▶ _GIVEN INSTRUCTION_: Select each line where the word "polygons" appears.

▶ _ENTRIES SHOWN_:
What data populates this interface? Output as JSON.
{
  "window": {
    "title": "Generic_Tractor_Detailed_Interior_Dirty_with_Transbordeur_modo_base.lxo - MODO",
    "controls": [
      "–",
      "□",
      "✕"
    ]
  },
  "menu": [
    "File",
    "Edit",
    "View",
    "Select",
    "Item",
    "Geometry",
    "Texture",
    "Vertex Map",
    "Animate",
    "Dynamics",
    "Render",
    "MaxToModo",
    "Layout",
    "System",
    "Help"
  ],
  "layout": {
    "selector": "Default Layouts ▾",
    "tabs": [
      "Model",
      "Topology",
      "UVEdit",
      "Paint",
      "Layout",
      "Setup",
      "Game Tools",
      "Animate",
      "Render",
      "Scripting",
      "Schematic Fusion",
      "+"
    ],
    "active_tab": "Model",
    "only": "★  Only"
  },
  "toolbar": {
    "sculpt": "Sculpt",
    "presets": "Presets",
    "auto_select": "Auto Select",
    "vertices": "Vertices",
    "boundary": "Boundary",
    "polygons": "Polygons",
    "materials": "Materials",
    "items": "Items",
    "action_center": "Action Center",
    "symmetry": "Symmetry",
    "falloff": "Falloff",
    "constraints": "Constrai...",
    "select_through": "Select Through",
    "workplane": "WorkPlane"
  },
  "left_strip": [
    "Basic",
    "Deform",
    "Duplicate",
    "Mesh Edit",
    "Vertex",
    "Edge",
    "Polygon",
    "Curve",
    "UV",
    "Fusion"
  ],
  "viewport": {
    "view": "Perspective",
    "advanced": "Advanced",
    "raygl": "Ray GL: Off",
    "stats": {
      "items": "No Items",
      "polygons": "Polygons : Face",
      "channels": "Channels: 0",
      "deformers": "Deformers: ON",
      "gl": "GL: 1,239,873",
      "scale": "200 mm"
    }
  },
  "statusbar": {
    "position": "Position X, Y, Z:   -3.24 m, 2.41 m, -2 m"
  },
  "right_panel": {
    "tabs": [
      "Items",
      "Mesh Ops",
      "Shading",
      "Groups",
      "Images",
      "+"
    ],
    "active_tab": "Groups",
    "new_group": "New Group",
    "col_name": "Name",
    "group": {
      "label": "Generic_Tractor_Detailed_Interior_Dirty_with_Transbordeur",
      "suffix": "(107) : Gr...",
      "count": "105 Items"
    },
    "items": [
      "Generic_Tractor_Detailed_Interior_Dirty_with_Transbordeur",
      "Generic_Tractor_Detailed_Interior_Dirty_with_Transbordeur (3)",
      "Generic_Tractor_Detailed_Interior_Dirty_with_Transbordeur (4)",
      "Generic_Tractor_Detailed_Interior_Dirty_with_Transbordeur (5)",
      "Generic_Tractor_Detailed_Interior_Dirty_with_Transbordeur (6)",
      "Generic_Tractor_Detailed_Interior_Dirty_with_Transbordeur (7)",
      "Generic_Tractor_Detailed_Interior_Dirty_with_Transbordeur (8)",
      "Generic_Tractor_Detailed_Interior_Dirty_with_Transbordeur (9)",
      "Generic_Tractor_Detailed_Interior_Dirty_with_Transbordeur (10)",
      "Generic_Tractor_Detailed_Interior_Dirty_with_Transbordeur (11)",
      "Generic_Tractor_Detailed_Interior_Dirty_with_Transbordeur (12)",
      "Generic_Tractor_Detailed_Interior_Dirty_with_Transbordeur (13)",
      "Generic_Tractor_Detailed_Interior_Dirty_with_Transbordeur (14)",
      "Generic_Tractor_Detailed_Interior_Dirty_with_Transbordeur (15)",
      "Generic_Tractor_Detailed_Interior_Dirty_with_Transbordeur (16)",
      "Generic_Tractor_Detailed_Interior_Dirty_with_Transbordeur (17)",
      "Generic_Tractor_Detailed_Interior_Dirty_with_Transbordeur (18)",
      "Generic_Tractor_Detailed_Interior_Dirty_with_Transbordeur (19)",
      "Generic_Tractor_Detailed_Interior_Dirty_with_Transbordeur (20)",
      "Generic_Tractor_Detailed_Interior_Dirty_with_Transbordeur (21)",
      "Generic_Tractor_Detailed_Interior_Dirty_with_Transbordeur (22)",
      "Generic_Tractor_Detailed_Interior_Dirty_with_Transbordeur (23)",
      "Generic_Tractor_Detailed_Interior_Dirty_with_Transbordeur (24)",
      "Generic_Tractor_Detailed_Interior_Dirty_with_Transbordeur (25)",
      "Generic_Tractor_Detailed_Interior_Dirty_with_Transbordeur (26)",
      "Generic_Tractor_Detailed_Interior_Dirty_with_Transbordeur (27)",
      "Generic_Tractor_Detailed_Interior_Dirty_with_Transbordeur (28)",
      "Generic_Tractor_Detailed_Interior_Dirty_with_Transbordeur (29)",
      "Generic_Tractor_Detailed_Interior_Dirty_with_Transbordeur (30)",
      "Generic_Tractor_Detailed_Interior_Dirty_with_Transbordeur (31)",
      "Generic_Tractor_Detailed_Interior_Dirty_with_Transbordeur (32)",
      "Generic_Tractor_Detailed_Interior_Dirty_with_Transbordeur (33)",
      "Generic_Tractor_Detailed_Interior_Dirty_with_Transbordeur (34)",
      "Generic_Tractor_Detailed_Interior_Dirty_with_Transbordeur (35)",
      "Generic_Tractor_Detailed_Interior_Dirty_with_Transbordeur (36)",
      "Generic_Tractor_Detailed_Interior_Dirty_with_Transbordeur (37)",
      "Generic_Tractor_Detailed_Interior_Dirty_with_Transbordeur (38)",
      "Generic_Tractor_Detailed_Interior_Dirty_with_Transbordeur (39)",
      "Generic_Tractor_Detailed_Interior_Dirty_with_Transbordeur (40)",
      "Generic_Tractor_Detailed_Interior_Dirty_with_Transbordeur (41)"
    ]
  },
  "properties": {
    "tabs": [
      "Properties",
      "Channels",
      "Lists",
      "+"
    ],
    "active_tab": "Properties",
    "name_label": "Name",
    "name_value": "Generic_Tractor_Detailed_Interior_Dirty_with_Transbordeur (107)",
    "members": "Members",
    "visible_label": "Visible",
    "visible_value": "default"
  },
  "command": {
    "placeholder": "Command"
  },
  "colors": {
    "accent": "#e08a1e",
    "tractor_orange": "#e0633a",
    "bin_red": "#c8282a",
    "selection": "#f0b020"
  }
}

▶ _SOLUTION TO THIS PROBLEM_:
    "polygons": "Polygons",
      "polygons": "Polygons : Face",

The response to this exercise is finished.